===== Data provided

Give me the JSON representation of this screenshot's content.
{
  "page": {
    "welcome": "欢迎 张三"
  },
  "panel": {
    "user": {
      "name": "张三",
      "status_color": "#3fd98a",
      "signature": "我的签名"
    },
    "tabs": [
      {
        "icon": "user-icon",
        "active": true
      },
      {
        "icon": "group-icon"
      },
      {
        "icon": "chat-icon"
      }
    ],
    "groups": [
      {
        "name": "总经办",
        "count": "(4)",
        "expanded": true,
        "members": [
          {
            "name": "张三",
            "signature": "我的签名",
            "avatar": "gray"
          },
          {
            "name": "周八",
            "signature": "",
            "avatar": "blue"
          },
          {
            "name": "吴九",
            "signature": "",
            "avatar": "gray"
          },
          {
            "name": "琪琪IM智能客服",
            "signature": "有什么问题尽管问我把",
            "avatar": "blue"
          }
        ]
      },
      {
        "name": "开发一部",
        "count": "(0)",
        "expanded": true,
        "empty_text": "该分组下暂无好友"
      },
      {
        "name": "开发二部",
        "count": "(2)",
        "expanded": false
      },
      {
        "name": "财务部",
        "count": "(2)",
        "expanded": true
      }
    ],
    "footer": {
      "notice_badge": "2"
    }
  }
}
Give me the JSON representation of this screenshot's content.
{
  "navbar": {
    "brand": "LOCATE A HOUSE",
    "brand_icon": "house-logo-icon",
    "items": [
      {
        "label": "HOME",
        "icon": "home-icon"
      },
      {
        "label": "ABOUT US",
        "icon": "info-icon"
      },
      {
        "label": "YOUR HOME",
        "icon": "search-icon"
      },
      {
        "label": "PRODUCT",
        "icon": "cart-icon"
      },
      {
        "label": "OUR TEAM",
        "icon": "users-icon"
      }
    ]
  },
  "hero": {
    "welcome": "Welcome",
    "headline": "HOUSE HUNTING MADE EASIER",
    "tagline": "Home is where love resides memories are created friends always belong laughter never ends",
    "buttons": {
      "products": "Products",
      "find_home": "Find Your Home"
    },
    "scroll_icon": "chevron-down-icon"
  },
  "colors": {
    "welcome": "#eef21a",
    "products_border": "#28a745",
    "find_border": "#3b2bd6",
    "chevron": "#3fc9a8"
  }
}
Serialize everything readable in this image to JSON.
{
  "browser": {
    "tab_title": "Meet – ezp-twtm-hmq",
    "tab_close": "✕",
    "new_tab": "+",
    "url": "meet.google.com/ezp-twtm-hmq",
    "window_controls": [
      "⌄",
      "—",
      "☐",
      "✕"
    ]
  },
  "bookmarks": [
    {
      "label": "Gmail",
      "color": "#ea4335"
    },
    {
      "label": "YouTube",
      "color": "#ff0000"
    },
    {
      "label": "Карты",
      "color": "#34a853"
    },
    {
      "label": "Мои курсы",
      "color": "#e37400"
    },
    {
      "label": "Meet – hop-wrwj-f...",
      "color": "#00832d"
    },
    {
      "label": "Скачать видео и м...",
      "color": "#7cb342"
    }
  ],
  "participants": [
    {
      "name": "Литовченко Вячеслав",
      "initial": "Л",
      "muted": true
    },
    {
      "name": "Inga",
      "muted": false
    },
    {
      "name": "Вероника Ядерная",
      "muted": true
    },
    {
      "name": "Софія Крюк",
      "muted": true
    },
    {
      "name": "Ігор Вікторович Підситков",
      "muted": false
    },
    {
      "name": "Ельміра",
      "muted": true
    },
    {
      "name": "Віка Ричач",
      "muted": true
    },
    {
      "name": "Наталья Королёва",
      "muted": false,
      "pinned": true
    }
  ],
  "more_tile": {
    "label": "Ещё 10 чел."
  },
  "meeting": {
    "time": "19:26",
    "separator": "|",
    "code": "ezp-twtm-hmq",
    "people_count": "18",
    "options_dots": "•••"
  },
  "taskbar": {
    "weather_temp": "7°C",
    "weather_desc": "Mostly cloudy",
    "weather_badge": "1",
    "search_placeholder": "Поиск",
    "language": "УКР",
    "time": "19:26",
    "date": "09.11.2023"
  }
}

==========

**Your objective**
Print out every record again, exactly and in full.

**Exercise solution**
Give me the JSON representation of this screenshot's content.
{
  "page": {
    "welcome": "欢迎 张三"
  },
  "panel": {
    "user": {
      "name": "张三",
      "status_color": "#3fd98a",
      "signature": "我的签名"
    },
    "tabs": [
      {
        "icon": "user-icon",
        "active": true
      },
      {
        "icon": "group-icon"
      },
      {
        "icon": "chat-icon"
      }
    ],
    "groups": [
      {
        "name": "总经办",
        "count": "(4)",
        "expanded": true,
        "members": [
          {
            "name": "张三",
            "signature": "我的签名",
            "avatar": "gray"
          },
          {
            "name": "周八",
            "signature": "",
            "avatar": "blue"
          },
          {
            "name": "吴九",
            "signature": "",
            "avatar": "gray"
          },
          {
            "name": "琪琪IM智能客服",
            "signature": "有什么问题尽管问我把",
            "avatar": "blue"
          }
        ]
      },
      {
        "name": "开发一部",
        "count": "(0)",
        "expanded": true,
        "empty_text": "该分组下暂无好友"
      },
      {
        "name": "开发二部",
        "count": "(2)",
        "expanded": false
      },
      {
        "name": "财务部",
        "count": "(2)",
        "expanded": true
      }
    ],
    "footer": {
      "notice_badge": "2"
    }
  }
}
Give me the JSON representation of this screenshot's content.
{
  "navbar": {
    "brand": "LOCATE A HOUSE",
    "brand_icon": "house-logo-icon",
    "items": [
      {
        "label": "HOME",
        "icon": "home-icon"
      },
      {
        "label": "ABOUT US",
        "icon": "info-icon"
      },
      {
        "label": "YOUR HOME",
        "icon": "search-icon"
      },
      {
        "label": "PRODUCT",
        "icon": "cart-icon"
      },
      {
        "label": "OUR TEAM",
        "icon": "users-icon"
      }
    ]
  },
  "hero": {
    "welcome": "Welcome",
    "headline": "HOUSE HUNTING MADE EASIER",
    "tagline": "Home is where love resides memories are created friends always belong laughter never ends",
    "buttons": {
      "products": "Products",
      "find_home": "Find Your Home"
    },
    "scroll_icon": "chevron-down-icon"
  },
  "colors": {
    "welcome": "#eef21a",
    "products_border": "#28a745",
    "find_border": "#3b2bd6",
    "chevron": "#3fc9a8"
  }
}
Serialize everything readable in this image to JSON.
{
  "browser": {
    "tab_title": "Meet – ezp-twtm-hmq",
    "tab_close": "✕",
    "new_tab": "+",
    "url": "meet.google.com/ezp-twtm-hmq",
    "window_controls": [
      "⌄",
      "—",
      "☐",
      "✕"
    ]
  },
  "bookmarks": [
    {
      "label": "Gmail",
      "color": "#ea4335"
    },
    {
      "label": "YouTube",
      "color": "#ff0000"
    },
    {
      "label": "Карты",
      "color": "#34a853"
    },
    {
      "label": "Мои курсы",
      "color": "#e37400"
    },
    {
      "label": "Meet – hop-wrwj-f...",
      "color": "#00832d"
    },
    {
      "label": "Скачать видео и м...",
      "color": "#7cb342"
    }
  ],
  "participants": [
    {
      "name": "Литовченко Вячеслав",
      "initial": "Л",
      "muted": true
    },
    {
      "name": "Inga",
      "muted": false
    },
    {
      "name": "Вероника Ядерная",
      "muted": true
    },
    {
      "name": "Софія Крюк",
      "muted": true
    },
    {
      "name": "Ігор Вікторович Підситков",
      "muted": false
    },
    {
      "name": "Ельміра",
      "muted": true
    },
    {
      "name": "Віка Ричач",
      "muted": true
    },
    {
      "name": "Наталья Королёва",
      "muted": false,
      "pinned": true
    }
  ],
  "more_tile": {
    "label": "Ещё 10 чел."
  },
  "meeting": {
    "time": "19:26",
    "separator": "|",
    "code": "ezp-twtm-hmq",
    "people_count": "18",
    "options_dots": "•••"
  },
  "taskbar": {
    "weather_temp": "7°C",
    "weather_desc": "Mostly cloudy",
    "weather_badge": "1",
    "search_placeholder": "Поиск",
    "language": "УКР",
    "time": "19:26",
    "date": "09.11.2023"
  }
}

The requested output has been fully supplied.